▶ _AIM OF THE TASK_:
The records are to be restated in their entirety, word for word.

▶ _LISTED RECORDS_:
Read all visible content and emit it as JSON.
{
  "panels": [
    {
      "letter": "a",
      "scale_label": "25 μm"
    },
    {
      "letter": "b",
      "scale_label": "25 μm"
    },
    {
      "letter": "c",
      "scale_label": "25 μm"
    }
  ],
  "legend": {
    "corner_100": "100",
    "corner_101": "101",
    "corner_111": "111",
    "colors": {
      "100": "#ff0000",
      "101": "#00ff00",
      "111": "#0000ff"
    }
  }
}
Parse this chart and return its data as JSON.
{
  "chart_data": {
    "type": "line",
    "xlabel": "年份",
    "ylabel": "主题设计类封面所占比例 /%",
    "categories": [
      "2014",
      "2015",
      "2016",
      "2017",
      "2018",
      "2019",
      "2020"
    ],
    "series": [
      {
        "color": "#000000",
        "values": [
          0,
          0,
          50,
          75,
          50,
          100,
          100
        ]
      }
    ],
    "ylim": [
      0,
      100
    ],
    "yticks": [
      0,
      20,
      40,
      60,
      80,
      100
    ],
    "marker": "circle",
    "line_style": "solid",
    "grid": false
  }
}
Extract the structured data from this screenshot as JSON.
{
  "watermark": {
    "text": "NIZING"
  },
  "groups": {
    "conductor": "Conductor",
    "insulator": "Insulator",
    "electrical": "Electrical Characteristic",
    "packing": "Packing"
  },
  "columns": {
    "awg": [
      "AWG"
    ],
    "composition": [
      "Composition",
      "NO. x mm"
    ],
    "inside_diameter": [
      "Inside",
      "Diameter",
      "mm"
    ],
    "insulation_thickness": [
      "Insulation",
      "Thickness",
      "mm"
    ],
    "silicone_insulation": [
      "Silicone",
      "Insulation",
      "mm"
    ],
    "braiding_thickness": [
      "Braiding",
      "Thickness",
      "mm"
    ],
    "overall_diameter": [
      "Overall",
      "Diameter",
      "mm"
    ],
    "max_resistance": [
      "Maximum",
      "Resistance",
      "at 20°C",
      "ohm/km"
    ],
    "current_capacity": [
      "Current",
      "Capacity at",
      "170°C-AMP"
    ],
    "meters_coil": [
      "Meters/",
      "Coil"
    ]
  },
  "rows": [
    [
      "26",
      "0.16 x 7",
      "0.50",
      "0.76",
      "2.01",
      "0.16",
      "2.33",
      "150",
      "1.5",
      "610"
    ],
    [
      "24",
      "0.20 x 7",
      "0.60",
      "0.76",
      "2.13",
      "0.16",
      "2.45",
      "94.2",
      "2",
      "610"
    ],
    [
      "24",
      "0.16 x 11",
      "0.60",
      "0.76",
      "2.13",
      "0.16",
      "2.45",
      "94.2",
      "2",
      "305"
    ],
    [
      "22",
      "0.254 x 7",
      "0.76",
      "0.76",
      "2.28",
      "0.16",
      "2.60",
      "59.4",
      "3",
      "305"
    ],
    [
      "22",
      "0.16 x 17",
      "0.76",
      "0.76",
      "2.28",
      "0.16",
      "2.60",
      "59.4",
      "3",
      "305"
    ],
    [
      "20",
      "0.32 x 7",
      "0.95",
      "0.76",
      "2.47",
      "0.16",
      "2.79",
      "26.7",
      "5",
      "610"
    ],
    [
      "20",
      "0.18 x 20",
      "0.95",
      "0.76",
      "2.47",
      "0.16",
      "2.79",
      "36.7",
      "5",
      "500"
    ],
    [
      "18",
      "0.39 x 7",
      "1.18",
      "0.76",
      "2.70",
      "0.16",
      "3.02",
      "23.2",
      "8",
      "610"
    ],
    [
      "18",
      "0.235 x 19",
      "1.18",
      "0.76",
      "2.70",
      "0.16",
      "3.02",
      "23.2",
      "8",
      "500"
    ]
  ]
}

▶ _TASK OUTPUT_:
Read all visible content and emit it as JSON.
{
  "panels": [
    {
      "letter": "a",
      "scale_label": "25 μm"
    },
    {
      "letter": "b",
      "scale_label": "25 μm"
    },
    {
      "letter": "c",
      "scale_label": "25 μm"
    }
  ],
  "legend": {
    "corner_100": "100",
    "corner_101": "101",
    "corner_111": "111",
    "colors": {
      "100": "#ff0000",
      "101": "#00ff00",
      "111": "#0000ff"
    }
  }
}
Parse this chart and return its data as JSON.
{
  "chart_data": {
    "type": "line",
    "xlabel": "年份",
    "ylabel": "主题设计类封面所占比例 /%",
    "categories": [
      "2014",
      "2015",
      "2016",
      "2017",
      "2018",
      "2019",
      "2020"
    ],
    "series": [
      {
        "color": "#000000",
        "values": [
          0,
          0,
          50,
          75,
          50,
          100,
          100
        ]
      }
    ],
    "ylim": [
      0,
      100
    ],
    "yticks": [
      0,
      20,
      40,
      60,
      80,
      100
    ],
    "marker": "circle",
    "line_style": "solid",
    "grid": false
  }
}
Extract the structured data from this screenshot as JSON.
{
  "watermark": {
    "text": "NIZING"
  },
  "groups": {
    "conductor": "Conductor",
    "insulator": "Insulator",
    "electrical": "Electrical Characteristic",
    "packing": "Packing"
  },
  "columns": {
    "awg": [
      "AWG"
    ],
    "composition": [
      "Composition",
      "NO. x mm"
    ],
    "inside_diameter": [
      "Inside",
      "Diameter",
      "mm"
    ],
    "insulation_thickness": [
      "Insulation",
      "Thickness",
      "mm"
    ],
    "silicone_insulation": [
      "Silicone",
      "Insulation",
      "mm"
    ],
    "braiding_thickness": [
      "Braiding",
      "Thickness",
      "mm"
    ],
    "overall_diameter": [
      "Overall",
      "Diameter",
      "mm"
    ],
    "max_resistance": [
      "Maximum",
      "Resistance",
      "at 20°C",
      "ohm/km"
    ],
    "current_capacity": [
      "Current",
      "Capacity at",
      "170°C-AMP"
    ],
    "meters_coil": [
      "Meters/",
      "Coil"
    ]
  },
  "rows": [
    [
      "26",
      "0.16 x 7",
      "0.50",
      "0.76",
      "2.01",
      "0.16",
      "2.33",
      "150",
      "1.5",
      "610"
    ],
    [
      "24",
      "0.20 x 7",
      "0.60",
      "0.76",
      "2.13",
      "0.16",
      "2.45",
      "94.2",
      "2",
      "610"
    ],
    [
      "24",
      "0.16 x 11",
      "0.60",
      "0.76",
      "2.13",
      "0.16",
      "2.45",
      "94.2",
      "2",
      "305"
    ],
    [
      "22",
      "0.254 x 7",
      "0.76",
      "0.76",
      "2.28",
      "0.16",
      "2.60",
      "59.4",
      "3",
      "305"
    ],
    [
      "22",
      "0.16 x 17",
      "0.76",
      "0.76",
      "2.28",
      "0.16",
      "2.60",
      "59.4",
      "3",
      "305"
    ],
    [
      "20",
      "0.32 x 7",
      "0.95",
      "0.76",
      "2.47",
      "0.16",
      "2.79",
      "26.7",
      "5",
      "610"
    ],
    [
      "20",
      "0.18 x 20",
      "0.95",
      "0.76",
      "2.47",
      "0.16",
      "2.79",
      "36.7",
      "5",
      "500"
    ],
    [
      "18",
      "0.39 x 7",
      "1.18",
      "0.76",
      "2.70",
      "0.16",
      "3.02",
      "23.2",
      "8",
      "610"
    ],
    [
      "18",
      "0.235 x 19",
      "1.18",
      "0.76",
      "2.70",
      "0.16",
      "3.02",
      "23.2",
      "8",
      "500"
    ]
  ]
}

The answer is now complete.